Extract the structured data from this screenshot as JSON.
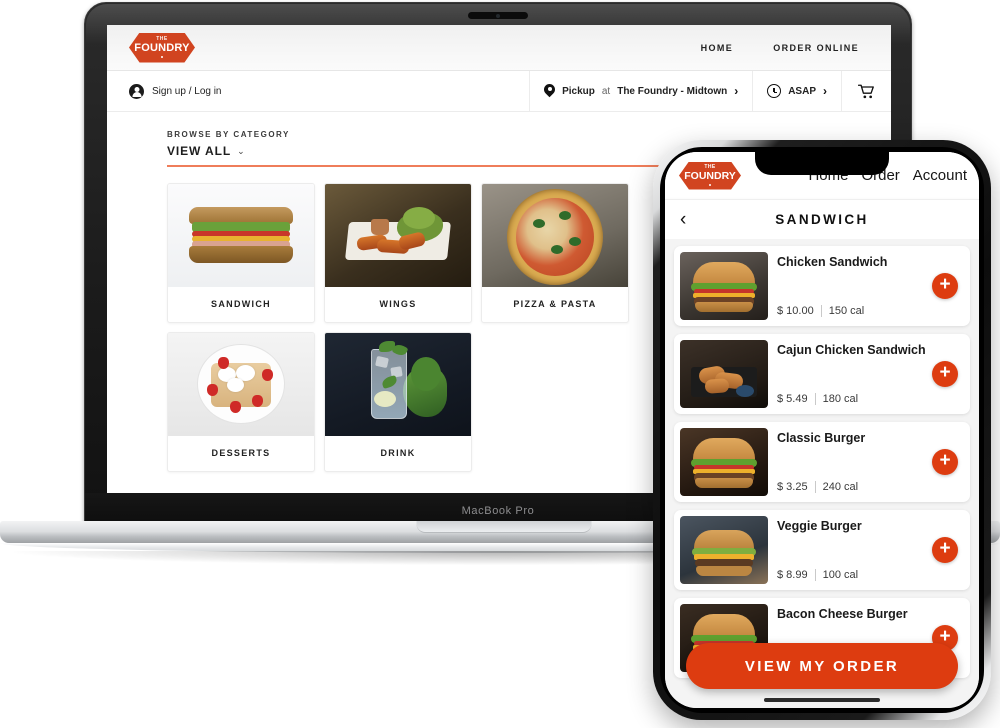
{
  "brand": {
    "logo_small": "THE",
    "logo_main": "FOUNDRY",
    "accent_color": "#dd3c10",
    "logo_color": "#d14420",
    "rule_color": "#ef7d5a"
  },
  "laptop": {
    "model_label": "MacBook Pro",
    "nav": [
      {
        "label": "HOME"
      },
      {
        "label": "ORDER ONLINE"
      }
    ],
    "account_bar": {
      "account_label": "Sign up / Log in",
      "pickup_prefix": "Pickup",
      "pickup_at": "at",
      "pickup_location": "The Foundry - Midtown",
      "time_label": "ASAP",
      "chevron": "›"
    },
    "browse": {
      "eyebrow": "BROWSE BY CATEGORY",
      "view_all": "VIEW ALL",
      "caret": "⌄"
    },
    "categories": [
      {
        "label": "SANDWICH",
        "image": "sandwich-photo"
      },
      {
        "label": "WINGS",
        "image": "wings-photo"
      },
      {
        "label": "PIZZA & PASTA",
        "image": "pizza-photo"
      },
      {
        "label": "DESSERTS",
        "image": "desserts-photo"
      },
      {
        "label": "DRINK",
        "image": "drink-photo"
      }
    ]
  },
  "phone": {
    "nav": [
      {
        "label": "Home"
      },
      {
        "label": "Order"
      },
      {
        "label": "Account"
      }
    ],
    "back_icon": "‹",
    "page_title": "SANDWICH",
    "add_icon": "+",
    "items": [
      {
        "name": "Chicken Sandwich",
        "price": "$ 10.00",
        "calories": "150 cal",
        "image": "chicken-sandwich-photo"
      },
      {
        "name": "Cajun Chicken Sandwich",
        "price": "$ 5.49",
        "calories": "180 cal",
        "image": "cajun-chicken-sandwich-photo"
      },
      {
        "name": "Classic Burger",
        "price": "$ 3.25",
        "calories": "240 cal",
        "image": "classic-burger-photo"
      },
      {
        "name": "Veggie Burger",
        "price": "$ 8.99",
        "calories": "100 cal",
        "image": "veggie-burger-photo"
      },
      {
        "name": "Bacon Cheese Burger",
        "price": "",
        "calories": "",
        "image": "bacon-cheese-burger-photo"
      }
    ],
    "cta_label": "VIEW MY ORDER"
  }
}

-.-.-

EXERCISE DETAILS → Search the lines for the string "calories" and copy every line that has it.

THE RESPONSE →
        "calories": "150 cal",
        "calories": "180 cal",
        "calories": "240 cal",
        "calories": "100 cal",
        "calories": "",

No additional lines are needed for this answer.